■ REQUIRED TASK
Find the string "Euler" in the data, then copy every line where it is found.

■ RECORDED DATA
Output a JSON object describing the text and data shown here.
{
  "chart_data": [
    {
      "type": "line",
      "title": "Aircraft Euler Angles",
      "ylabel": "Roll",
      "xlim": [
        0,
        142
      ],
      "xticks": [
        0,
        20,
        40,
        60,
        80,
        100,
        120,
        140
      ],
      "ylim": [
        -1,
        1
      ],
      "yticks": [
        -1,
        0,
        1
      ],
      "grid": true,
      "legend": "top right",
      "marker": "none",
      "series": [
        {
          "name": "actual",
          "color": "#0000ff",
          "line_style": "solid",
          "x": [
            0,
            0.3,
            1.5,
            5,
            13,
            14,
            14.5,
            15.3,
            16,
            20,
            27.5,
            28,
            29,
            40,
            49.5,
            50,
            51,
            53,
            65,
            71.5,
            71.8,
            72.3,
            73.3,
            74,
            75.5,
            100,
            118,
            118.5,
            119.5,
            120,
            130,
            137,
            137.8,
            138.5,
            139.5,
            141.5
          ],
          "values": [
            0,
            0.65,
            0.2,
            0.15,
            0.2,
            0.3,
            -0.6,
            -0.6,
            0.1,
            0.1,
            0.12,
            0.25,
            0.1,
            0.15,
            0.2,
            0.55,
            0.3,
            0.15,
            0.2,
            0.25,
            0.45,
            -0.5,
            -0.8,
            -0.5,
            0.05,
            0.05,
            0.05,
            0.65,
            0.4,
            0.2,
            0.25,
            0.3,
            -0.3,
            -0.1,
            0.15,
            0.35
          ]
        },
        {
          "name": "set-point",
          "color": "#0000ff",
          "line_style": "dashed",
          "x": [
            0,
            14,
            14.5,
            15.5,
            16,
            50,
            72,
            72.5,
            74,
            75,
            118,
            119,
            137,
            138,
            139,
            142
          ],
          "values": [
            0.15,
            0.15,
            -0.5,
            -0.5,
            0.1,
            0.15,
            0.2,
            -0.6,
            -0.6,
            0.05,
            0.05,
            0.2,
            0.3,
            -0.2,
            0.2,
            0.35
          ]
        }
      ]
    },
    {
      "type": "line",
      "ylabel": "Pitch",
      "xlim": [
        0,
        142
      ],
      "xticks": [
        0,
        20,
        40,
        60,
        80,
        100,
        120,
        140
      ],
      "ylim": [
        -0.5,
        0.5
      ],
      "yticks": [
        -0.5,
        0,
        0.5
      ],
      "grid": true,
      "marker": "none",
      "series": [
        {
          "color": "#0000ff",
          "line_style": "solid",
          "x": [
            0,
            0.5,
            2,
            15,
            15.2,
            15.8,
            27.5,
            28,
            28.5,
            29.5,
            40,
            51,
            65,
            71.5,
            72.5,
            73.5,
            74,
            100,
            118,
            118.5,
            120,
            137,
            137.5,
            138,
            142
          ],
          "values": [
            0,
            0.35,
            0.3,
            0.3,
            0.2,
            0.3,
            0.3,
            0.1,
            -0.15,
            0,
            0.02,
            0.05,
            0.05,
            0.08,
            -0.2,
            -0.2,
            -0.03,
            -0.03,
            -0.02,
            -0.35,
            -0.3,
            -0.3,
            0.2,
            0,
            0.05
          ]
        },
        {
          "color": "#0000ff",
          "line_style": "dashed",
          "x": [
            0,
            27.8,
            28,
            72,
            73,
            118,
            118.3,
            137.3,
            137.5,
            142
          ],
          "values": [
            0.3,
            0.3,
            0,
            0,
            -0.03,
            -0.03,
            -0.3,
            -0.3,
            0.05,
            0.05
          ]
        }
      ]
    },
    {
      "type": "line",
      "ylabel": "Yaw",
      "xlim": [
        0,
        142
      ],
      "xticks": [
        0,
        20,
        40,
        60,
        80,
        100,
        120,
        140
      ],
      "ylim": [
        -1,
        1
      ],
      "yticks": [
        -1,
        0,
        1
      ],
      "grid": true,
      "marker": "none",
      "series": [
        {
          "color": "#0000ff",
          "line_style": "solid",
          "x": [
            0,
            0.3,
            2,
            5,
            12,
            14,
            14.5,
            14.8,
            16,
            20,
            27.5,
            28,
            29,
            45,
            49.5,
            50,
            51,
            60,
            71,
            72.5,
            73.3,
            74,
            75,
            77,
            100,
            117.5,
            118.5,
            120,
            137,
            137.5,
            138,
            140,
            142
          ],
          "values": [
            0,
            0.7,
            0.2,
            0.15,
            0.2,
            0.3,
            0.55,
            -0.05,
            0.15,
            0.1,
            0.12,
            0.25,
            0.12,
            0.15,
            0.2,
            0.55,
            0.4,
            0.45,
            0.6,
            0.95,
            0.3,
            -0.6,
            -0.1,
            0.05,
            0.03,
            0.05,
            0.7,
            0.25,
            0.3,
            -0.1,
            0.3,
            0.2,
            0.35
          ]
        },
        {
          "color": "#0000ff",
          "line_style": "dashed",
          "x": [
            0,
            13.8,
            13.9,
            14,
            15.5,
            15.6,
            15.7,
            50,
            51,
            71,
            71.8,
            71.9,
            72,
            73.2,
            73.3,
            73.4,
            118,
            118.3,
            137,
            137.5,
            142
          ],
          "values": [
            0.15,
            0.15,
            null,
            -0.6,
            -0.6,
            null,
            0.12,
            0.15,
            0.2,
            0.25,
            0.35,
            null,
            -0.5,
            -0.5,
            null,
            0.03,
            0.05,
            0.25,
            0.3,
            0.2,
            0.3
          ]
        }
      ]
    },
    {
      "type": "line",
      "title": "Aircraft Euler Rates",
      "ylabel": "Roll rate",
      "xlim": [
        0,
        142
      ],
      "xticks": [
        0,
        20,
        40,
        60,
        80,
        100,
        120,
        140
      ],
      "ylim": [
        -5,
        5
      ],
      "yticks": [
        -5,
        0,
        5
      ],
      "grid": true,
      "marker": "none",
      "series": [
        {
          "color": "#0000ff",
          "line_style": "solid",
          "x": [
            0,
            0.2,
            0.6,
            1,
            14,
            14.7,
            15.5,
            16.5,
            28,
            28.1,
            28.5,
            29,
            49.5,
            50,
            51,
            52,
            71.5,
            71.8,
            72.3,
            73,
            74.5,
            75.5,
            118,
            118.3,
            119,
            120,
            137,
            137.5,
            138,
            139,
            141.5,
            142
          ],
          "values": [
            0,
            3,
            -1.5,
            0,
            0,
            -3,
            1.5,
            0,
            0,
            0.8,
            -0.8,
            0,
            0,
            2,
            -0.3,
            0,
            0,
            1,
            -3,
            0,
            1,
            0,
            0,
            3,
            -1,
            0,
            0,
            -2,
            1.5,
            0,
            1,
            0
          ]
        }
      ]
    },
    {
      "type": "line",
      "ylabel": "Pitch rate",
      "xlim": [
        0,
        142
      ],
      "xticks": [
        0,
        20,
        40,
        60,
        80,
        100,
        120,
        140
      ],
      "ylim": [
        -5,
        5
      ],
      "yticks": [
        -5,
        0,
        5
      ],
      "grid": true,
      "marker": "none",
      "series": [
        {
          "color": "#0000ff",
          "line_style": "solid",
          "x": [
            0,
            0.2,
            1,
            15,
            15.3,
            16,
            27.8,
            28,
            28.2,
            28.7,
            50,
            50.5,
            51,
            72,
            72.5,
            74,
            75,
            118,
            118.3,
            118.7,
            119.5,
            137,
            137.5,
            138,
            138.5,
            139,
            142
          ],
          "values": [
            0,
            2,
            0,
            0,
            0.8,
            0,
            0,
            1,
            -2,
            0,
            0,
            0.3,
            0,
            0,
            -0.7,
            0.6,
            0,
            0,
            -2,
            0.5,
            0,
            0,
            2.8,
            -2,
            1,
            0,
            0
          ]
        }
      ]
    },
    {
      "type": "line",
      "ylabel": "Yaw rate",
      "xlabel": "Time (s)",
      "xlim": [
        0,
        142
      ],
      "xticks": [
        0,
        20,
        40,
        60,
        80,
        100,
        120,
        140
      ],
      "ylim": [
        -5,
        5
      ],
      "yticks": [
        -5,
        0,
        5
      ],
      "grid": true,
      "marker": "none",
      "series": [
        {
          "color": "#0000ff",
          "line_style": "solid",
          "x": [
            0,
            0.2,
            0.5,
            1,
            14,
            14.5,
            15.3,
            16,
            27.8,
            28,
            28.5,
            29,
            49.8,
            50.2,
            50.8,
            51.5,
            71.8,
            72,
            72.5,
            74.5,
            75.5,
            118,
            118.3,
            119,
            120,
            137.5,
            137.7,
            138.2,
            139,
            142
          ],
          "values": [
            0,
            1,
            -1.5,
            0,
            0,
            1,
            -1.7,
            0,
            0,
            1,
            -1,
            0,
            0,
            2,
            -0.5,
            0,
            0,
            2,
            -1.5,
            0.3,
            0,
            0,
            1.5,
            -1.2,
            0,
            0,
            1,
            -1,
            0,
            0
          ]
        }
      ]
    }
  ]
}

■ COMPLETE ANSWER
      "title": "Aircraft Euler Angles",
      "title": "Aircraft Euler Rates",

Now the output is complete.